## DIRECTION
Return only the count of lines in which the word "being" appears.

■ ■ ■ ■

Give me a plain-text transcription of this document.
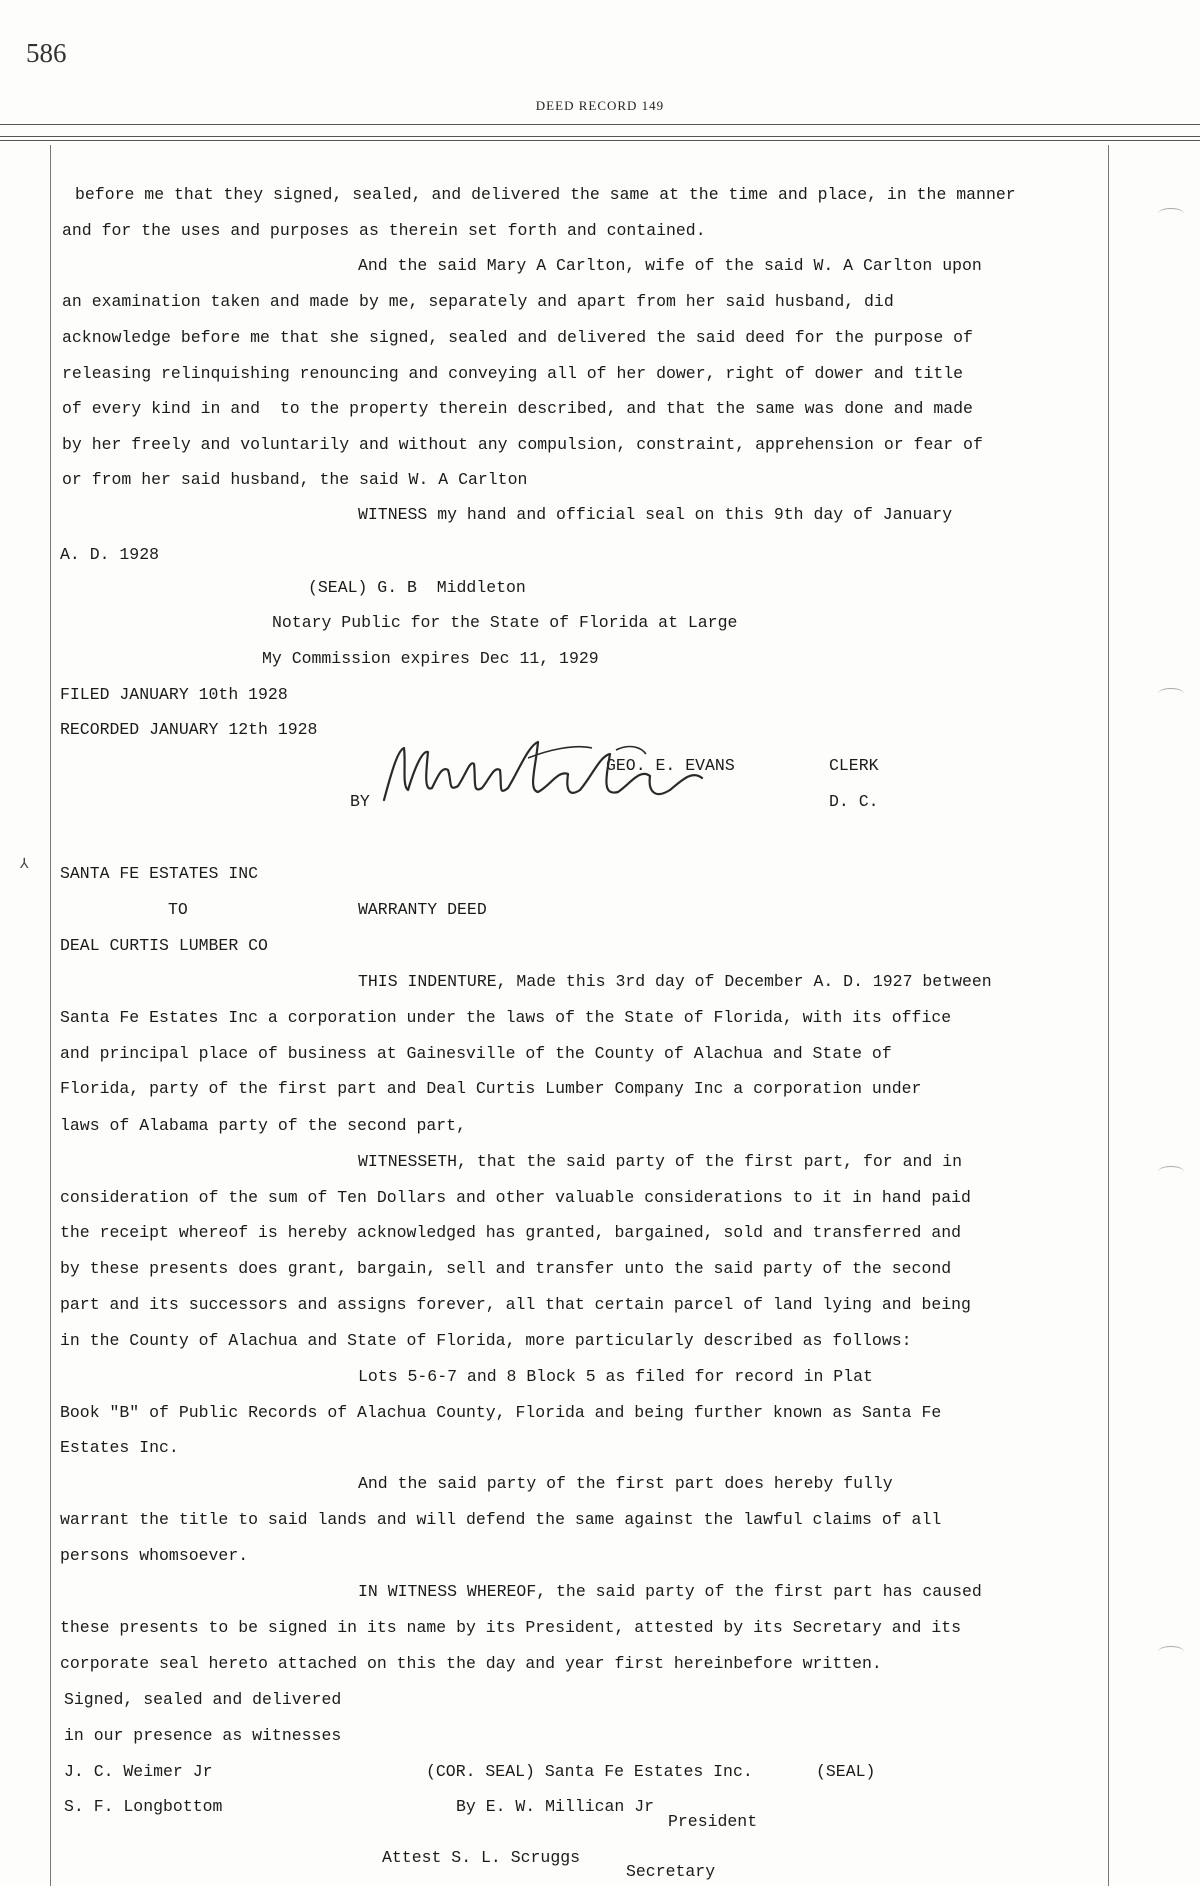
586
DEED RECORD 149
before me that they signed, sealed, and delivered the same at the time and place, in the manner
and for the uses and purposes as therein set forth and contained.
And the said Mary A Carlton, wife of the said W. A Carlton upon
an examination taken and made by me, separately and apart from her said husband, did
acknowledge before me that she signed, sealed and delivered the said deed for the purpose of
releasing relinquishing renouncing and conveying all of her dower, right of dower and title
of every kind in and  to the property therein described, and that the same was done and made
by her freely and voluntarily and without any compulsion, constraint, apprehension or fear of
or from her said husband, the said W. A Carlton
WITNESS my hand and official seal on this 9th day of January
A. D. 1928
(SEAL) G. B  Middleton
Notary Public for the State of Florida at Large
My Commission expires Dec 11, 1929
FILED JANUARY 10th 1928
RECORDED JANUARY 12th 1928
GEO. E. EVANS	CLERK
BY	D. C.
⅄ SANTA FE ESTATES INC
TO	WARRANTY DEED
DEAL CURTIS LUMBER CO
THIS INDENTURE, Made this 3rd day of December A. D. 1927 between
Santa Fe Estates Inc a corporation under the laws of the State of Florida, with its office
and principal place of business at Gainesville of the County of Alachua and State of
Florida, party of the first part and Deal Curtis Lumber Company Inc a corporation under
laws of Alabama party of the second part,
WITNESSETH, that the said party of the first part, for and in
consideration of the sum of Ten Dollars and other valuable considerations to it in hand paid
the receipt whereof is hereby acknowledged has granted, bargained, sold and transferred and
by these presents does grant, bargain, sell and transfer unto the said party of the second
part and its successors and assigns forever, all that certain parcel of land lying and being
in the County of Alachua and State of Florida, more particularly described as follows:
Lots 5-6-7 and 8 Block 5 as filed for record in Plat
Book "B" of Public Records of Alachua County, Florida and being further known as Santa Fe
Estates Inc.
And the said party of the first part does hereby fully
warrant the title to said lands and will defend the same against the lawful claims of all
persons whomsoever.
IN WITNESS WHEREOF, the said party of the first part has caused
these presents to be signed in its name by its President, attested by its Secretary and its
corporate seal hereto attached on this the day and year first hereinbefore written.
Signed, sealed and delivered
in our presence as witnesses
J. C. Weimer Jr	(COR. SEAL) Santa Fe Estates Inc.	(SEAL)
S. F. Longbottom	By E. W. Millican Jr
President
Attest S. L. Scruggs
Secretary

■ ■ ■ ■

## THE REPLY
2